⟨
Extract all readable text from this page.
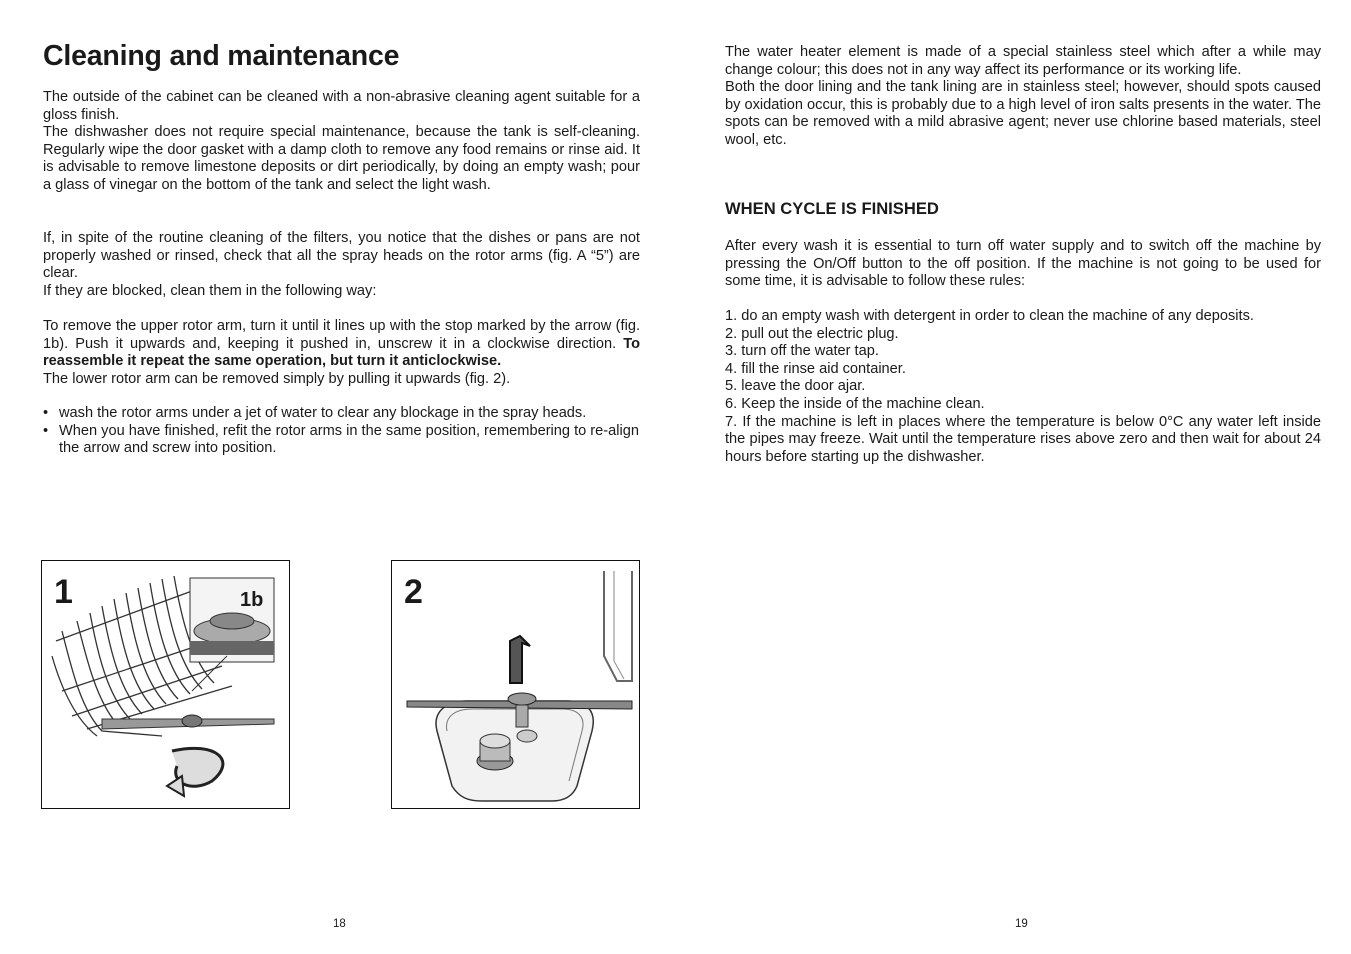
Cleaning and maintenance
The outside of the cabinet can be cleaned with a non-abrasive cleaning agent suitable for a gloss finish.
The dishwasher does not require special maintenance, because the tank is self-cleaning. Regularly wipe the door gasket with a damp cloth to remove any food remains or rinse aid. It is advisable to remove limestone deposits or dirt periodically, by doing an empty wash; pour a glass of vinegar on the bottom of the tank and select the light wash.
If, in spite of the routine cleaning of the filters, you notice that the dishes or pans are not properly washed or rinsed, check that all the spray heads on the rotor arms (fig. A “5”) are clear.
If they are blocked, clean them in the following way:
To remove the upper rotor arm, turn it until it lines up with the stop marked by the arrow (fig. 1b). Push it upwards and, keeping it pushed in, unscrew it in a clockwise direction. To reassemble it repeat the same operation, but turn it anticlockwise.
The lower rotor arm can be removed simply by pulling it upwards (fig. 2).
• wash the rotor arms under a jet of water to clear any blockage in the spray heads.
• When you have finished, refit the rotor arms in the same position, remembering to re-align the arrow and screw into position.
1	1b	2
18
The water heater element is made of a special stainless steel which after a while may change colour; this does not in any way affect its performance or its working life.
Both the door lining and the tank lining are in stainless steel; however, should spots caused by oxidation occur, this is probably due to a high level of iron salts presents in the water. The spots can be removed with a mild abrasive agent; never use chlorine based materials, steel wool, etc.
WHEN CYCLE IS FINISHED
After every wash it is essential to turn off water supply and to switch off the machine by pressing the On/Off button to the off position. If the machine is not going to be used for some time, it is advisable to follow these rules:
1. do an empty wash with detergent in order to clean the machine of any deposits.
2. pull out the electric plug.
3. turn off the water tap.
4. fill the rinse aid container.
5. leave the door ajar.
6. Keep the inside of the machine clean.
7. If the machine is left in places where the temperature is below 0°C any water left inside the pipes may freeze. Wait until the temperature rises above zero and then wait for about 24 hours before starting up the dishwasher.
19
⟩
▶ [Work to do]: Repeat the data exactly in full, omitting its pictures.

▶ [Answer for this exercise]:
Extract all readable text from this page.
Cleaning and maintenance
The outside of the cabinet can be cleaned with a non-abrasive cleaning agent suitable for a gloss finish.
The dishwasher does not require special maintenance, because the tank is self-cleaning. Regularly wipe the door gasket with a damp cloth to remove any food remains or rinse aid. It is advisable to remove limestone deposits or dirt periodically, by doing an empty wash; pour a glass of vinegar on the bottom of the tank and select the light wash.
If, in spite of the routine cleaning of the filters, you notice that the dishes or pans are not properly washed or rinsed, check that all the spray heads on the rotor arms (fig. A “5”) are clear.
If they are blocked, clean them in the following way:
To remove the upper rotor arm, turn it until it lines up with the stop marked by the arrow (fig. 1b). Push it upwards and, keeping it pushed in, unscrew it in a clockwise direction. To reassemble it repeat the same operation, but turn it anticlockwise.
The lower rotor arm can be removed simply by pulling it upwards (fig. 2).
• wash the rotor arms under a jet of water to clear any blockage in the spray heads.
• When you have finished, refit the rotor arms in the same position, remembering to re-align the arrow and screw into position.
1	1b	2
18
The water heater element is made of a special stainless steel which after a while may change colour; this does not in any way affect its performance or its working life.
Both the door lining and the tank lining are in stainless steel; however, should spots caused by oxidation occur, this is probably due to a high level of iron salts presents in the water. The spots can be removed with a mild abrasive agent; never use chlorine based materials, steel wool, etc.
WHEN CYCLE IS FINISHED
After every wash it is essential to turn off water supply and to switch off the machine by pressing the On/Off button to the off position. If the machine is not going to be used for some time, it is advisable to follow these rules:
1. do an empty wash with detergent in order to clean the machine of any deposits.
2. pull out the electric plug.
3. turn off the water tap.
4. fill the rinse aid container.
5. leave the door ajar.
6. Keep the inside of the machine clean.
7. If the machine is left in places where the temperature is below 0°C any water left inside the pipes may freeze. Wait until the temperature rises above zero and then wait for about 24 hours before starting up the dishwasher.
19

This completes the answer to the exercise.